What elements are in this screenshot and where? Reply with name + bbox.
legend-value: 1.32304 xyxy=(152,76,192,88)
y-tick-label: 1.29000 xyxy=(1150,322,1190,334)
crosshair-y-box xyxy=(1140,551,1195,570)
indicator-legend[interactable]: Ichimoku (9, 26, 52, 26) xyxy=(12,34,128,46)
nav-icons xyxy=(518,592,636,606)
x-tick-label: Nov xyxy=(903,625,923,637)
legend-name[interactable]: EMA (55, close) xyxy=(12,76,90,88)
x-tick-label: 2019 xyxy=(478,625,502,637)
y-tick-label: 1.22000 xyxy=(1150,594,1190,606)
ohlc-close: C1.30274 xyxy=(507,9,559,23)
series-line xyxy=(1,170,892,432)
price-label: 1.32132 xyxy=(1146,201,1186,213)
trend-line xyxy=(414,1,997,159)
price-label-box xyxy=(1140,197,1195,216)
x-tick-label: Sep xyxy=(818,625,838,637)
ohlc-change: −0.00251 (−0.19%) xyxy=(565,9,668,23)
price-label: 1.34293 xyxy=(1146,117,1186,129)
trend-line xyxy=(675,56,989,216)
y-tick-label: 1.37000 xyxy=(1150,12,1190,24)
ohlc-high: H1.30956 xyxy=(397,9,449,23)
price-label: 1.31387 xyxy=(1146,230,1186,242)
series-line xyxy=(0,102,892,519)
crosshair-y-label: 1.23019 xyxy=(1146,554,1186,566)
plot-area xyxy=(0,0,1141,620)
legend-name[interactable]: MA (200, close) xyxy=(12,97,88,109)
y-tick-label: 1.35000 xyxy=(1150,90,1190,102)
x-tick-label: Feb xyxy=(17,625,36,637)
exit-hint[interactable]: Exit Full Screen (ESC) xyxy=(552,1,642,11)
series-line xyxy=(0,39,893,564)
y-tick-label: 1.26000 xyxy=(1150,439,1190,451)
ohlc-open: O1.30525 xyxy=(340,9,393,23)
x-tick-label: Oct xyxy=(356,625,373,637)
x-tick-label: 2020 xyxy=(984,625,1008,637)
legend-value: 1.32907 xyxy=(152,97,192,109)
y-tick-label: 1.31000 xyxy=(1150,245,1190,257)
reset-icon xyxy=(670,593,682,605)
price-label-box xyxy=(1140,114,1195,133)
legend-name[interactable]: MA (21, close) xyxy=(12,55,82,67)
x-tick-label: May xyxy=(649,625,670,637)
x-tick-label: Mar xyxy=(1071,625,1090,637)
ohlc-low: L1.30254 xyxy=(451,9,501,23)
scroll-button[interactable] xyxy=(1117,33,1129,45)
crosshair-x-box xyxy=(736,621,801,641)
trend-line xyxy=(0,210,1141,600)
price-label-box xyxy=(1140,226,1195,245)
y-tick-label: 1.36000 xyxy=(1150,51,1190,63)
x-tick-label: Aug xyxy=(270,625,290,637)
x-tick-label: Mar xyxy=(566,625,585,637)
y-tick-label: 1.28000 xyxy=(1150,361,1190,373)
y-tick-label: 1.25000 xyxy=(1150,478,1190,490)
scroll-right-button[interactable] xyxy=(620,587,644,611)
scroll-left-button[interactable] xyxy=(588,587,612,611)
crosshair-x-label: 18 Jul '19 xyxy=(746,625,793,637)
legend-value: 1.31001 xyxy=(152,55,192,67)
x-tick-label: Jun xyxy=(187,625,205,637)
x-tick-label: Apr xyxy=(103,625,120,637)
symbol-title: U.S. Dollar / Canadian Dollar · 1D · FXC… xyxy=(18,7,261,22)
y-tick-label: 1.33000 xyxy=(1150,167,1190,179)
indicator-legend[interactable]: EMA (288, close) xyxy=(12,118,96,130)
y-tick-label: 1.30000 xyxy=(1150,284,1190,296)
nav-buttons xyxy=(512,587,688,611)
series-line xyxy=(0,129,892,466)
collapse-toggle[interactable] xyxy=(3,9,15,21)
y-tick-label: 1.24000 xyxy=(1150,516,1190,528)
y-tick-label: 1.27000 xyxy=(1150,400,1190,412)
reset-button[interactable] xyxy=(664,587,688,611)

The problem — Convert all the rows above into a Markdown table with the columns "Item" and "Entry," putting each line's number under Item and its text under Entry, and leave out any blank lines.

Finished exercise —
| Item | Entry |
|---|---|
| 1 | What elements are in this screenshot and where? Reply with name + bbox. |
| 2 | legend-value: 1.32304 xyxy=(152,76,192,88) |
| 3 | y-tick-label: 1.29000 xyxy=(1150,322,1190,334) |
| 4 | crosshair-y-box xyxy=(1140,551,1195,570) |
| 5 | indicator-legend[interactable]: Ichimoku (9, 26, 52, 26) xyxy=(12,34,128,46) |
| 6 | nav-icons xyxy=(518,592,636,606) |
| 7 | x-tick-label: Nov xyxy=(903,625,923,637) |
| 8 | legend-name[interactable]: EMA (55, close) xyxy=(12,76,90,88) |
| 9 | x-tick-label: 2019 xyxy=(478,625,502,637) |
| 10 | y-tick-label: 1.22000 xyxy=(1150,594,1190,606) |
| 11 | ohlc-close: C1.30274 xyxy=(507,9,559,23) |
| 12 | series-line xyxy=(1,170,892,432) |
| 13 | price-label: 1.32132 xyxy=(1146,201,1186,213) |
| 14 | trend-line xyxy=(414,1,997,159) |
| 15 | price-label-box xyxy=(1140,197,1195,216) |
| 16 | x-tick-label: Sep xyxy=(818,625,838,637) |
| 17 | ohlc-change: −0.00251 (−0.19%) xyxy=(565,9,668,23) |
| 18 | price-label: 1.34293 xyxy=(1146,117,1186,129) |
| 19 | trend-line xyxy=(675,56,989,216) |
| 20 | y-tick-label: 1.37000 xyxy=(1150,12,1190,24) |
| 21 | ohlc-high: H1.30956 xyxy=(397,9,449,23) |
| 22 | price-label: 1.31387 xyxy=(1146,230,1186,242) |
| 23 | series-line xyxy=(0,102,892,519) |
| 24 | crosshair-y-label: 1.23019 xyxy=(1146,554,1186,566) |
| 25 | plot-area xyxy=(0,0,1141,620) |
| 26 | legend-name[interactable]: MA (200, close) xyxy=(12,97,88,109) |
| 27 | y-tick-label: 1.35000 xyxy=(1150,90,1190,102) |
| 28 | x-tick-label: Feb xyxy=(17,625,36,637) |
| 29 | exit-hint[interactable]: Exit Full Screen (ESC) xyxy=(552,1,642,11) |
| 30 | series-line xyxy=(0,39,893,564) |
| 31 | y-tick-label: 1.26000 xyxy=(1150,439,1190,451) |
| 32 | ohlc-open: O1.30525 xyxy=(340,9,393,23) |
| 33 | x-tick-label: Oct xyxy=(356,625,373,637) |
| 34 | x-tick-label: 2020 xyxy=(984,625,1008,637) |
| 35 | legend-value: 1.32907 xyxy=(152,97,192,109) |
| 36 | y-tick-label: 1.31000 xyxy=(1150,245,1190,257) |
| 37 | reset-icon xyxy=(670,593,682,605) |
| 38 | price-label-box xyxy=(1140,114,1195,133) |
| 39 | legend-name[interactable]: MA (21, close) xyxy=(12,55,82,67) |
| 40 | x-tick-label: May xyxy=(649,625,670,637) |
| 41 | x-tick-label: Mar xyxy=(1071,625,1090,637) |
| 42 | ohlc-low: L1.30254 xyxy=(451,9,501,23) |
| 43 | scroll-button[interactable] xyxy=(1117,33,1129,45) |
| 44 | crosshair-x-box xyxy=(736,621,801,641) |
| 45 | trend-line xyxy=(0,210,1141,600) |
| 46 | price-label-box xyxy=(1140,226,1195,245) |
| 47 | y-tick-label: 1.36000 xyxy=(1150,51,1190,63) |
| 48 | x-tick-label: Aug xyxy=(270,625,290,637) |
| 49 | x-tick-label: Mar xyxy=(566,625,585,637) |
| 50 | y-tick-label: 1.28000 xyxy=(1150,361,1190,373) |
| 51 | y-tick-label: 1.25000 xyxy=(1150,478,1190,490) |
| 52 | scroll-right-button[interactable] xyxy=(620,587,644,611) |
| 53 | scroll-left-button[interactable] xyxy=(588,587,612,611) |
| 54 | crosshair-x-label: 18 Jul '19 xyxy=(746,625,793,637) |
| 55 | legend-value: 1.31001 xyxy=(152,55,192,67) |
| 56 | x-tick-label: Jun xyxy=(187,625,205,637) |
| 57 | x-tick-label: Apr xyxy=(103,625,120,637) |
| 58 | symbol-title: U.S. Dollar / Canadian Dollar · 1D · FXC… xyxy=(18,7,261,22) |
| 59 | y-tick-label: 1.33000 xyxy=(1150,167,1190,179) |
| 60 | indicator-legend[interactable]: EMA (288, close) xyxy=(12,118,96,130) |
| 61 | y-tick-label: 1.30000 xyxy=(1150,284,1190,296) |
| 62 | nav-buttons xyxy=(512,587,688,611) |
| 63 | series-line xyxy=(0,129,892,466) |
| 64 | collapse-toggle[interactable] xyxy=(3,9,15,21) |
| 65 | y-tick-label: 1.24000 xyxy=(1150,516,1190,528) |
| 66 | y-tick-label: 1.27000 xyxy=(1150,400,1190,412) |
| 67 | reset-button[interactable] xyxy=(664,587,688,611) |